SET PROBLEM: Reproduce each line exactly. Skip none.

[Extracted data entries]
# # # #

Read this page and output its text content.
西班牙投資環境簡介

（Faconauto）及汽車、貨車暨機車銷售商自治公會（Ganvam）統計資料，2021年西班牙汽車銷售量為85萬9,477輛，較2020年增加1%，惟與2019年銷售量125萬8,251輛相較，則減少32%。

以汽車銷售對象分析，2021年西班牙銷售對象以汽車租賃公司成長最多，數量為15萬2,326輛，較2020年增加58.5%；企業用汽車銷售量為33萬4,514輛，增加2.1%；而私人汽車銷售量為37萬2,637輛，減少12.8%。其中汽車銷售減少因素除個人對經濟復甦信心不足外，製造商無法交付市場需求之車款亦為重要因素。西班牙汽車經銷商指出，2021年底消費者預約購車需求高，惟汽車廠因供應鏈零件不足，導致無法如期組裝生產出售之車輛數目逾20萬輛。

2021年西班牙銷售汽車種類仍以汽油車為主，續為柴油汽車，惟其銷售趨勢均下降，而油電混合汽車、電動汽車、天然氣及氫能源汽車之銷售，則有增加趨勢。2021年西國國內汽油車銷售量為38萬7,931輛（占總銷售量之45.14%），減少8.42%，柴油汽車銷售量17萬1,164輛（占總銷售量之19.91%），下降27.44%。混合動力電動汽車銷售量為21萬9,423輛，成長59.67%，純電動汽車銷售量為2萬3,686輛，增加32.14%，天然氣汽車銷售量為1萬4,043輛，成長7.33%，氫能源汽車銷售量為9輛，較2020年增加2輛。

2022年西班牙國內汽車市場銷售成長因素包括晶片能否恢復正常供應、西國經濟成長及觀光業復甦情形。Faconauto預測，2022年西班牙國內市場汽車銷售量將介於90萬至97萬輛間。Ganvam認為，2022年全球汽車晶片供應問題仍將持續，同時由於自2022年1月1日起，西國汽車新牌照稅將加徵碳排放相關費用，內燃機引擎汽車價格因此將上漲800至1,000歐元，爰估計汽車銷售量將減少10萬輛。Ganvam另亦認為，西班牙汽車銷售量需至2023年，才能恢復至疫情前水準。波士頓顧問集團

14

# # # #

WRITTEN REPLY:
Read this page and output its text content.
西班牙投資環境簡介

（Faconauto）及汽車、貨車暨機車銷售商自治公會（Ganvam）統計資料，2021年西班牙汽車銷售量為85萬9,477輛，較2020年增加1%，惟與2019年銷售量125萬8,251輛相較，則減少32%。

以汽車銷售對象分析，2021年西班牙銷售對象以汽車租賃公司成長最多，數量為15萬2,326輛，較2020年增加58.5%；企業用汽車銷售量為33萬4,514輛，增加2.1%；而私人汽車銷售量為37萬2,637輛，減少12.8%。其中汽車銷售減少因素除個人對經濟復甦信心不足外，製造商無法交付市場需求之車款亦為重要因素。西班牙汽車經銷商指出，2021年底消費者預約購車需求高，惟汽車廠因供應鏈零件不足，導致無法如期組裝生產出售之車輛數目逾20萬輛。

2021年西班牙銷售汽車種類仍以汽油車為主，續為柴油汽車，惟其銷售趨勢均下降，而油電混合汽車、電動汽車、天然氣及氫能源汽車之銷售，則有增加趨勢。2021年西國國內汽油車銷售量為38萬7,931輛（占總銷售量之45.14%），減少8.42%，柴油汽車銷售量17萬1,164輛（占總銷售量之19.91%），下降27.44%。混合動力電動汽車銷售量為21萬9,423輛，成長59.67%，純電動汽車銷售量為2萬3,686輛，增加32.14%，天然氣汽車銷售量為1萬4,043輛，成長7.33%，氫能源汽車銷售量為9輛，較2020年增加2輛。

2022年西班牙國內汽車市場銷售成長因素包括晶片能否恢復正常供應、西國經濟成長及觀光業復甦情形。Faconauto預測，2022年西班牙國內市場汽車銷售量將介於90萬至97萬輛間。Ganvam認為，2022年全球汽車晶片供應問題仍將持續，同時由於自2022年1月1日起，西國汽車新牌照稅將加徵碳排放相關費用，內燃機引擎汽車價格因此將上漲800至1,000歐元，爰估計汽車銷售量將減少10萬輛。Ganvam另亦認為，西班牙汽車銷售量需至2023年，才能恢復至疫情前水準。波士頓顧問集團

14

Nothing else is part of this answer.